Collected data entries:
....
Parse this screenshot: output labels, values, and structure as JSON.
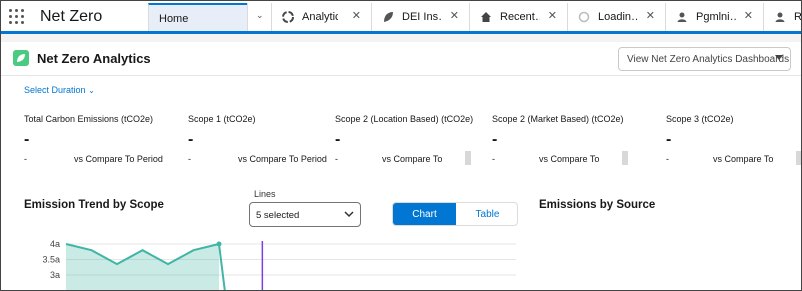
{
  "app": {
    "name": "Net Zero"
  },
  "tabs": [
    {
      "label": "Home",
      "icon": "",
      "active": true
    },
    {
      "label": "Analytic…",
      "icon": "analytics-icon"
    },
    {
      "label": "DEI Ins…",
      "icon": "leaf-icon"
    },
    {
      "label": "Recent…",
      "icon": "home-icon"
    },
    {
      "label": "Loadin…",
      "icon": "loading-icon"
    },
    {
      "label": "Pgmlni…",
      "icon": "people-icon"
    },
    {
      "label": "Rec",
      "icon": "people-icon"
    }
  ],
  "header": {
    "title": "Net Zero Analytics",
    "dashboards_button": "View Net Zero Analytics Dashboards"
  },
  "duration_link": "Select Duration",
  "kpis": [
    {
      "title": "Total Carbon Emissions (tCO2e)",
      "value": "-",
      "delta": "-",
      "compare": "vs Compare To Period"
    },
    {
      "title": "Scope 1 (tCO2e)",
      "value": "-",
      "delta": "-",
      "compare": "vs Compare To Period"
    },
    {
      "title": "Scope 2 (Location Based) (tCO2e)",
      "value": "-",
      "delta": "-",
      "compare": "vs Compare To"
    },
    {
      "title": "Scope 2 (Market Based) (tCO2e)",
      "value": "-",
      "delta": "-",
      "compare": "vs Compare To"
    },
    {
      "title": "Scope 3 (tCO2e)",
      "value": "-",
      "delta": "-",
      "compare": "vs Compare To"
    }
  ],
  "trend": {
    "title": "Emission Trend by Scope",
    "lines_label": "Lines",
    "lines_value": "5 selected",
    "toggle": {
      "chart": "Chart",
      "table": "Table"
    }
  },
  "sources": {
    "title": "Emissions by Source"
  },
  "colors": {
    "brand": "#0176d3",
    "series": "#3fb5a4",
    "marker": "#7b3fe4"
  },
  "chart_data": {
    "type": "area",
    "x": [
      1,
      2,
      3,
      4,
      5,
      6,
      7
    ],
    "values": [
      4.0,
      3.8,
      3.35,
      3.8,
      3.35,
      3.8,
      4.0
    ],
    "ytick_labels": [
      "4a",
      "3.5a",
      "3a"
    ],
    "ytick_values": [
      4.0,
      3.5,
      3.0
    ],
    "ylim": [
      2.8,
      4.2
    ],
    "marker_x": 8.7
  }
}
....
**WHAT TO DO**
Give back the entries verbatim. Do not include any picture.

**RESULT OF THIS TASK**
Parse this screenshot: output labels, values, and structure as JSON.
{
  "app": {
    "name": "Net Zero"
  },
  "tabs": [
    {
      "label": "Home",
      "icon": "",
      "active": true
    },
    {
      "label": "Analytic…",
      "icon": "analytics-icon"
    },
    {
      "label": "DEI Ins…",
      "icon": "leaf-icon"
    },
    {
      "label": "Recent…",
      "icon": "home-icon"
    },
    {
      "label": "Loadin…",
      "icon": "loading-icon"
    },
    {
      "label": "Pgmlni…",
      "icon": "people-icon"
    },
    {
      "label": "Rec",
      "icon": "people-icon"
    }
  ],
  "header": {
    "title": "Net Zero Analytics",
    "dashboards_button": "View Net Zero Analytics Dashboards"
  },
  "duration_link": "Select Duration",
  "kpis": [
    {
      "title": "Total Carbon Emissions (tCO2e)",
      "value": "-",
      "delta": "-",
      "compare": "vs Compare To Period"
    },
    {
      "title": "Scope 1 (tCO2e)",
      "value": "-",
      "delta": "-",
      "compare": "vs Compare To Period"
    },
    {
      "title": "Scope 2 (Location Based) (tCO2e)",
      "value": "-",
      "delta": "-",
      "compare": "vs Compare To"
    },
    {
      "title": "Scope 2 (Market Based) (tCO2e)",
      "value": "-",
      "delta": "-",
      "compare": "vs Compare To"
    },
    {
      "title": "Scope 3 (tCO2e)",
      "value": "-",
      "delta": "-",
      "compare": "vs Compare To"
    }
  ],
  "trend": {
    "title": "Emission Trend by Scope",
    "lines_label": "Lines",
    "lines_value": "5 selected",
    "toggle": {
      "chart": "Chart",
      "table": "Table"
    }
  },
  "sources": {
    "title": "Emissions by Source"
  },
  "colors": {
    "brand": "#0176d3",
    "series": "#3fb5a4",
    "marker": "#7b3fe4"
  },
  "chart_data": {
    "type": "area",
    "x": [
      1,
      2,
      3,
      4,
      5,
      6,
      7
    ],
    "values": [
      4.0,
      3.8,
      3.35,
      3.8,
      3.35,
      3.8,
      4.0
    ],
    "ytick_labels": [
      "4a",
      "3.5a",
      "3a"
    ],
    "ytick_values": [
      4.0,
      3.5,
      3.0
    ],
    "ylim": [
      2.8,
      4.2
    ],
    "marker_x": 8.7
  }
}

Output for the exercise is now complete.